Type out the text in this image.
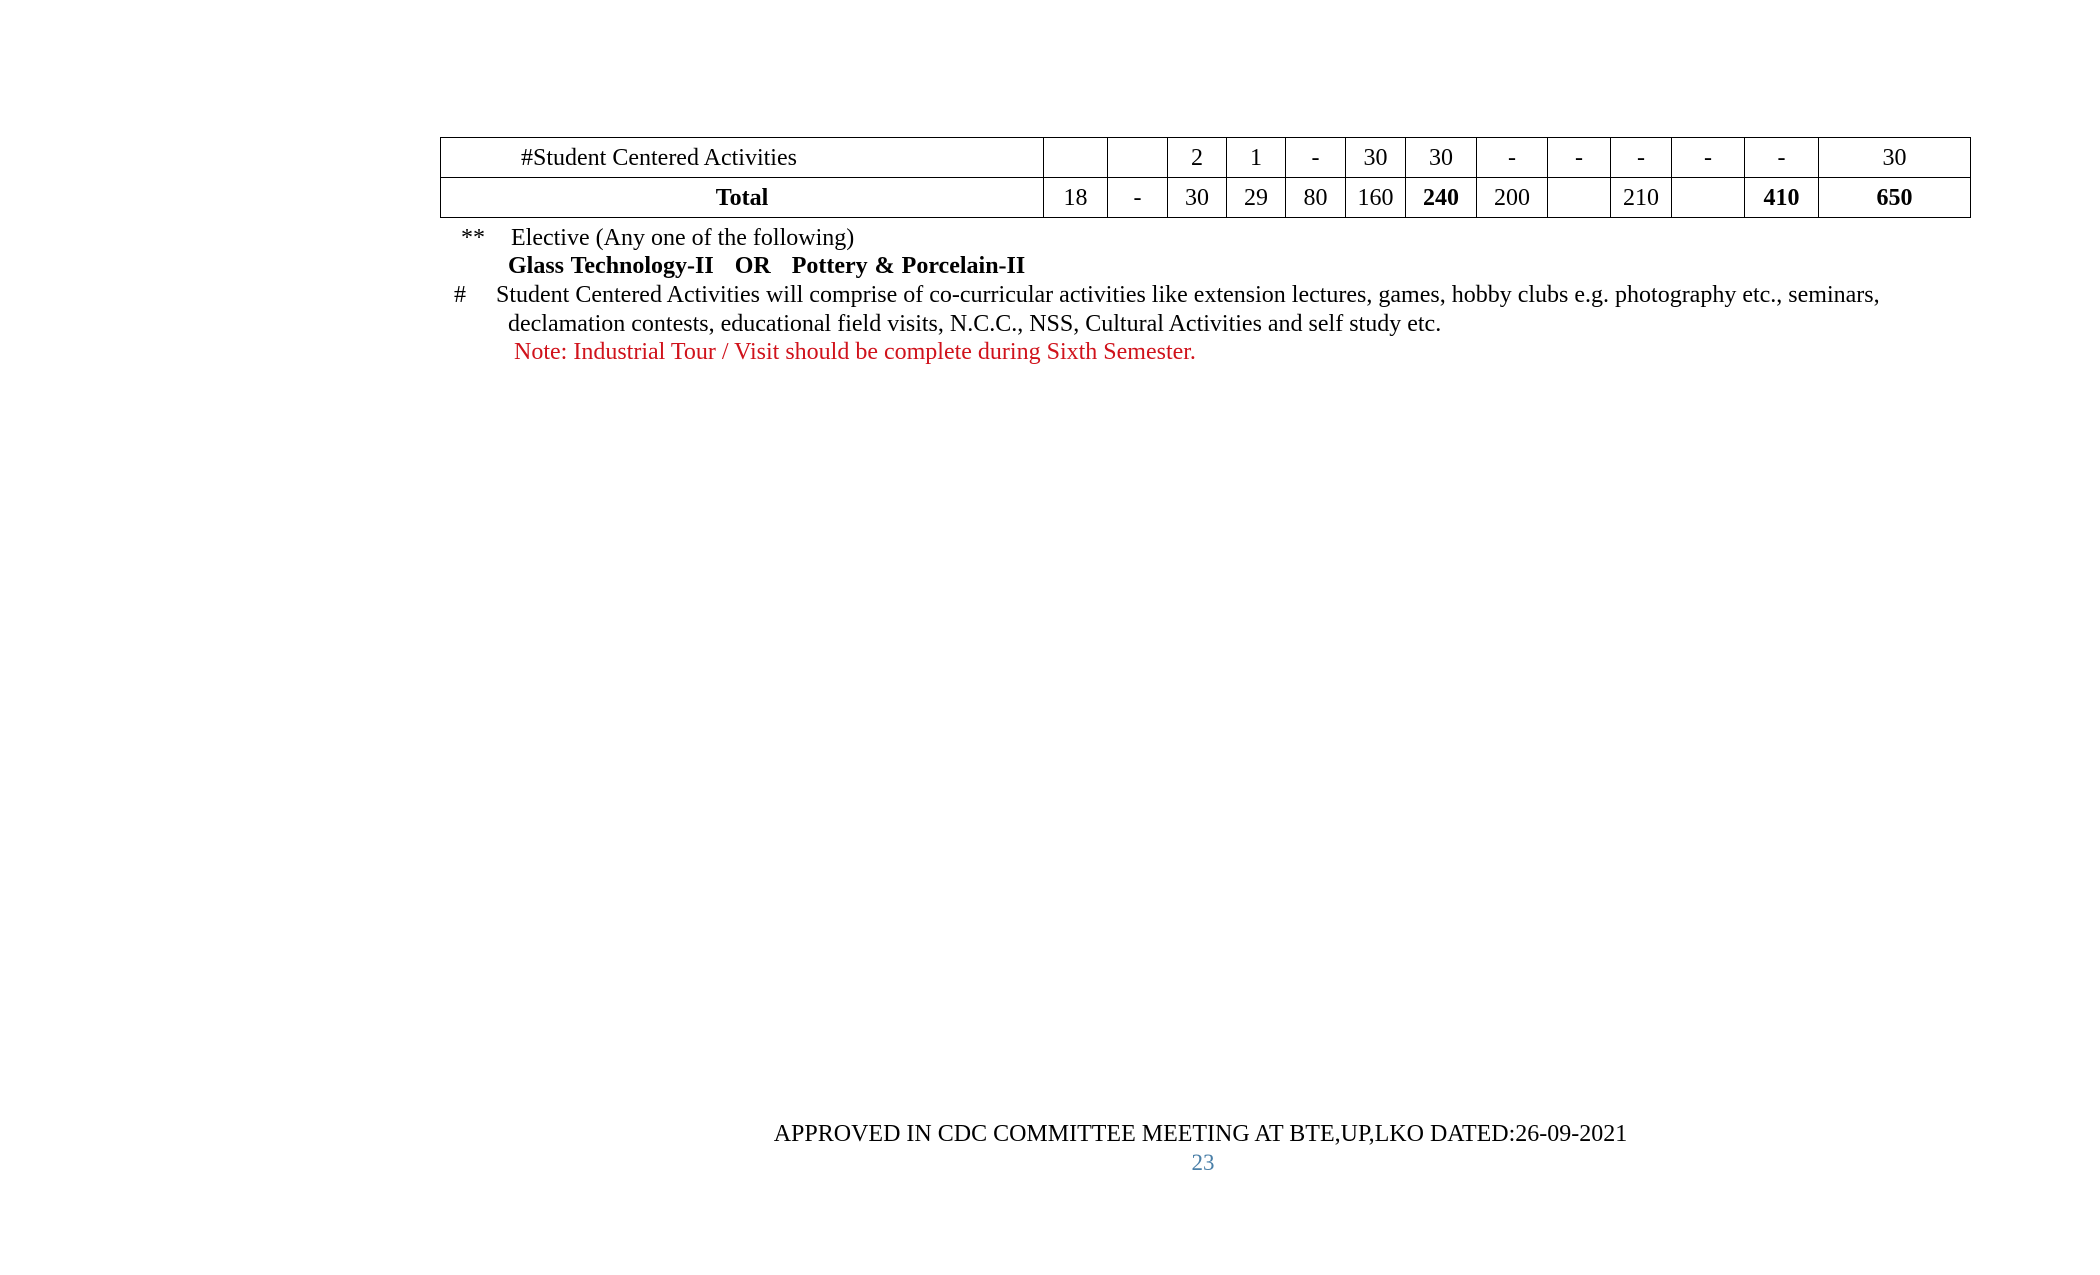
#Student Centered Activities			2	1	-	30	30	-	-	-	-	-	30
Total	18	-	30	29	80	160	240	200		210		410	650
** Elective (Any one of the following)
Glass Technology-II   OR   Pottery & Porcelain-II
# Student Centered Activities will comprise of co-curricular activities like extension lectures, games, hobby clubs e.g. photography etc., seminars,
declamation contests, educational field visits, N.C.C., NSS, Cultural Activities and self study etc.
Note: Industrial Tour / Visit should be complete during Sixth Semester.
APPROVED IN CDC COMMITTEE MEETING AT BTE,UP,LKO DATED:26-09-2021
23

→ **WHAT THE TASK REQUIRES**:
Print every record above exactly as written, leaving out the pictures.

→ **REPLY TO THE TASK**:
Type out the text in this image.
#Student Centered Activities			2	1	-	30	30	-	-	-	-	-	30
Total	18	-	30	29	80	160	240	200		210		410	650
** Elective (Any one of the following)
Glass Technology-II   OR   Pottery & Porcelain-II
# Student Centered Activities will comprise of co-curricular activities like extension lectures, games, hobby clubs e.g. photography etc., seminars,
declamation contests, educational field visits, N.C.C., NSS, Cultural Activities and self study etc.
Note: Industrial Tour / Visit should be complete during Sixth Semester.
APPROVED IN CDC COMMITTEE MEETING AT BTE,UP,LKO DATED:26-09-2021
23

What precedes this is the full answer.